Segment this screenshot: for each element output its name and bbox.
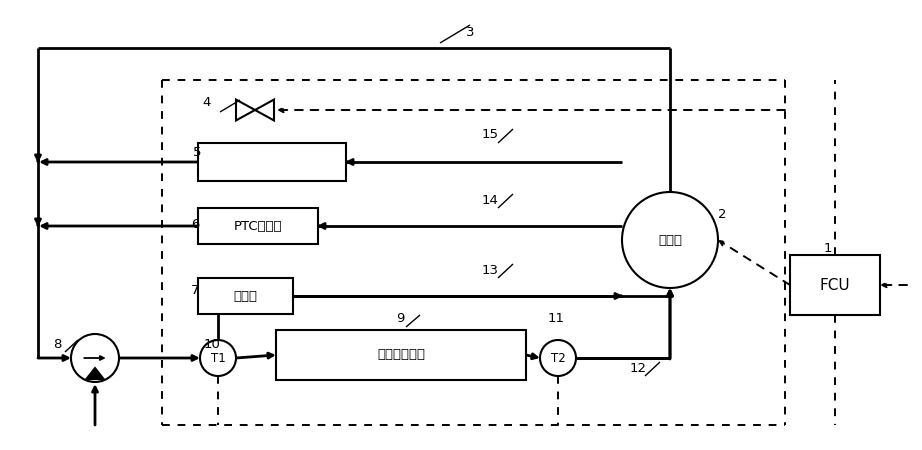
Text: 中冷器: 中冷器: [233, 289, 257, 302]
Text: 14: 14: [481, 194, 499, 207]
Text: 4: 4: [203, 96, 211, 109]
Text: 6: 6: [191, 219, 199, 231]
Text: 8: 8: [53, 338, 61, 351]
Text: 2: 2: [717, 207, 727, 220]
Circle shape: [200, 340, 236, 376]
Text: 13: 13: [481, 264, 499, 276]
Bar: [790, 255, 880, 315]
Bar: [198, 278, 293, 314]
Text: 11: 11: [548, 311, 564, 324]
Text: 1: 1: [823, 242, 833, 255]
Bar: [198, 208, 318, 244]
Text: T1: T1: [210, 351, 225, 364]
Text: 9: 9: [396, 311, 404, 324]
Circle shape: [540, 340, 576, 376]
Circle shape: [622, 192, 718, 288]
Text: 7: 7: [191, 284, 199, 297]
Text: FCU: FCU: [820, 278, 850, 292]
Text: PTC加热器: PTC加热器: [233, 220, 282, 233]
Polygon shape: [84, 366, 106, 380]
Bar: [276, 330, 526, 380]
Text: T2: T2: [550, 351, 565, 364]
Text: 15: 15: [481, 129, 499, 141]
Text: 5: 5: [193, 147, 201, 159]
Text: 12: 12: [630, 361, 646, 374]
Text: 3: 3: [466, 27, 474, 40]
Circle shape: [71, 334, 119, 382]
Text: 燃料电池堆栈: 燃料电池堆栈: [377, 348, 425, 361]
Text: 温控阀: 温控阀: [658, 234, 682, 247]
Text: 10: 10: [204, 338, 220, 351]
Bar: [198, 143, 346, 181]
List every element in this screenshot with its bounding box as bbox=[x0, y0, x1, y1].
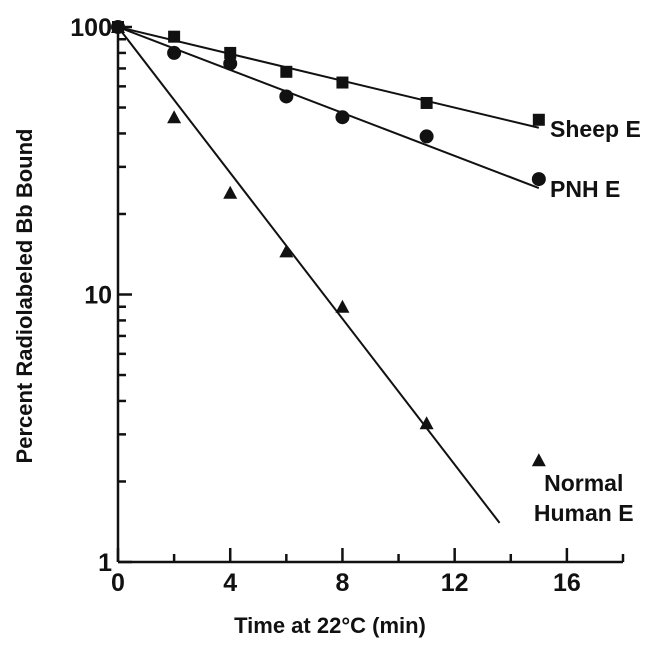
normal-human-e-point bbox=[167, 110, 182, 124]
sheep-e-point bbox=[224, 46, 237, 59]
x-tick-label: 8 bbox=[335, 569, 349, 597]
x-tick-label: 16 bbox=[553, 569, 581, 597]
normal-human-e-point bbox=[335, 299, 350, 313]
axes: 1 10 100 0 4 8 12 16 bbox=[70, 14, 625, 597]
y-tick-label: 100 bbox=[70, 14, 112, 42]
pnh-e-point bbox=[531, 172, 546, 187]
x-axis-label: Time at 22°C (min) bbox=[234, 613, 426, 638]
pnh-e-point bbox=[279, 89, 294, 104]
normal-human-e-point bbox=[223, 185, 238, 199]
y-tick-label: 10 bbox=[84, 282, 112, 310]
fit-lines bbox=[117, 26, 540, 524]
sheep-e-fit-line bbox=[117, 26, 540, 129]
normal-human-e-label: Human E bbox=[534, 500, 634, 526]
x-tick-label: 0 bbox=[111, 569, 125, 597]
sheep-e-point bbox=[168, 30, 181, 43]
pnh-e-fit-line bbox=[117, 26, 540, 189]
y-tick-label: 1 bbox=[98, 549, 112, 577]
normal-human-e-point bbox=[279, 244, 294, 258]
normal-human-e-fit-line bbox=[117, 26, 501, 524]
normal-human-e-point bbox=[531, 453, 546, 467]
sheep-e-point bbox=[280, 65, 293, 78]
pnh-e-point bbox=[335, 110, 350, 125]
pnh-e-label: PNH E bbox=[550, 176, 620, 202]
normal-human-e-label: Normal bbox=[544, 470, 623, 496]
normal-human-e-point bbox=[111, 20, 125, 33]
y-axis-label: Percent Radiolabeled Bb Bound bbox=[12, 129, 37, 464]
series-labels: Sheep E PNH E Normal Human E bbox=[534, 116, 641, 526]
sheep-e-label: Sheep E bbox=[550, 116, 641, 142]
pnh-e-point bbox=[167, 45, 182, 60]
normal-human-e-point bbox=[419, 416, 434, 430]
pnh-e-point bbox=[419, 129, 434, 144]
sheep-e-point bbox=[336, 76, 349, 89]
x-tick-label: 12 bbox=[441, 569, 469, 597]
sheep-e-point bbox=[420, 96, 433, 109]
pnh-e-point bbox=[223, 56, 238, 71]
sheep-e-point bbox=[532, 113, 545, 126]
data-points bbox=[111, 20, 546, 467]
x-tick-label: 4 bbox=[223, 569, 237, 597]
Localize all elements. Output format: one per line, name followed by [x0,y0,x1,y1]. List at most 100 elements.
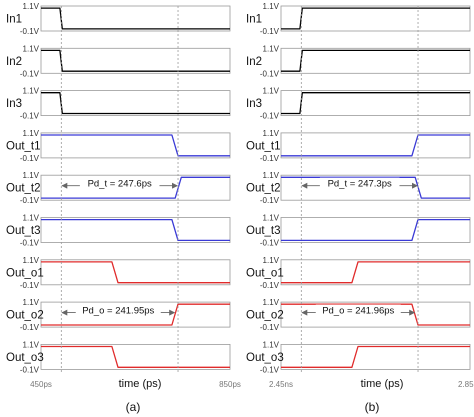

▸ **Task description**
Print all of the data above again line for line, without changing anything, but leave the pictures out.

▸ **The reply**
Segment this screenshot: for each element output its name and bbox.
Text: 中冷器: 中冷器: [233, 289, 257, 302]
Text: 14: 14: [481, 194, 499, 207]
Text: 4: 4: [203, 96, 211, 109]
Text: 6: 6: [191, 219, 199, 231]
Text: 8: 8: [53, 338, 61, 351]
Text: 2: 2: [717, 207, 727, 220]
Circle shape: [200, 340, 236, 376]
Text: 13: 13: [481, 264, 499, 276]
Bar: [790, 255, 880, 315]
Bar: [198, 278, 293, 314]
Text: 11: 11: [548, 311, 564, 324]
Text: 1: 1: [823, 242, 833, 255]
Bar: [198, 208, 318, 244]
Text: T1: T1: [210, 351, 225, 364]
Text: 9: 9: [396, 311, 404, 324]
Circle shape: [540, 340, 576, 376]
Circle shape: [622, 192, 718, 288]
Text: 7: 7: [191, 284, 199, 297]
Text: FCU: FCU: [820, 278, 850, 292]
Text: PTC加热器: PTC加热器: [233, 220, 282, 233]
Polygon shape: [84, 366, 106, 380]
Bar: [276, 330, 526, 380]
Text: T2: T2: [550, 351, 565, 364]
Text: 15: 15: [481, 129, 499, 141]
Text: 5: 5: [193, 147, 201, 159]
Text: 12: 12: [630, 361, 646, 374]
Text: 3: 3: [466, 27, 474, 40]
Circle shape: [71, 334, 119, 382]
Text: 燃料电池堆栈: 燃料电池堆栈: [377, 348, 425, 361]
Text: 温控阀: 温控阀: [658, 234, 682, 247]
Text: 10: 10: [204, 338, 220, 351]
Bar: [198, 143, 346, 181]
List every element in this screenshot with its bounding box as bbox=[x0, y0, x1, y1].
normal-human-e-point bbox=[167, 110, 182, 124]
sheep-e-point bbox=[224, 46, 237, 59]
x-tick-label: 8 bbox=[335, 569, 349, 597]
x-tick-label: 16 bbox=[553, 569, 581, 597]
normal-human-e-point bbox=[335, 299, 350, 313]
axes: 1 10 100 0 4 8 12 16 bbox=[70, 14, 625, 597]
y-tick-label: 100 bbox=[70, 14, 112, 42]
pnh-e-point bbox=[531, 172, 546, 187]
x-axis-label: Time at 22°C (min) bbox=[234, 613, 426, 638]
pnh-e-point bbox=[279, 89, 294, 104]
normal-human-e-point bbox=[223, 185, 238, 199]
y-tick-label: 10 bbox=[84, 282, 112, 310]
fit-lines bbox=[117, 26, 540, 524]
sheep-e-fit-line bbox=[117, 26, 540, 129]
normal-human-e-label: Human E bbox=[534, 500, 634, 526]
x-tick-label: 0 bbox=[111, 569, 125, 597]
sheep-e-point bbox=[168, 30, 181, 43]
pnh-e-fit-line bbox=[117, 26, 540, 189]
y-tick-label: 1 bbox=[98, 549, 112, 577]
normal-human-e-point bbox=[279, 244, 294, 258]
normal-human-e-fit-line bbox=[117, 26, 501, 524]
normal-human-e-point bbox=[531, 453, 546, 467]
sheep-e-point bbox=[280, 65, 293, 78]
pnh-e-point bbox=[335, 110, 350, 125]
pnh-e-label: PNH E bbox=[550, 176, 620, 202]
normal-human-e-label: Normal bbox=[544, 470, 623, 496]
normal-human-e-point bbox=[111, 20, 125, 33]
y-axis-label: Percent Radiolabeled Bb Bound bbox=[12, 129, 37, 464]
series-labels: Sheep E PNH E Normal Human E bbox=[534, 116, 641, 526]
sheep-e-label: Sheep E bbox=[550, 116, 641, 142]
pnh-e-point bbox=[167, 45, 182, 60]
normal-human-e-point bbox=[419, 416, 434, 430]
pnh-e-point bbox=[419, 129, 434, 144]
sheep-e-point bbox=[336, 76, 349, 89]
x-tick-label: 12 bbox=[441, 569, 469, 597]
sheep-e-point bbox=[420, 96, 433, 109]
pnh-e-point bbox=[223, 56, 238, 71]
sheep-e-point bbox=[532, 113, 545, 126]
data-points bbox=[111, 20, 546, 467]
x-tick-label: 4 bbox=[223, 569, 237, 597]
Localize all elements. Output format: one per line, name followed by [x0,y0,x1,y1]. List at most 100 elements.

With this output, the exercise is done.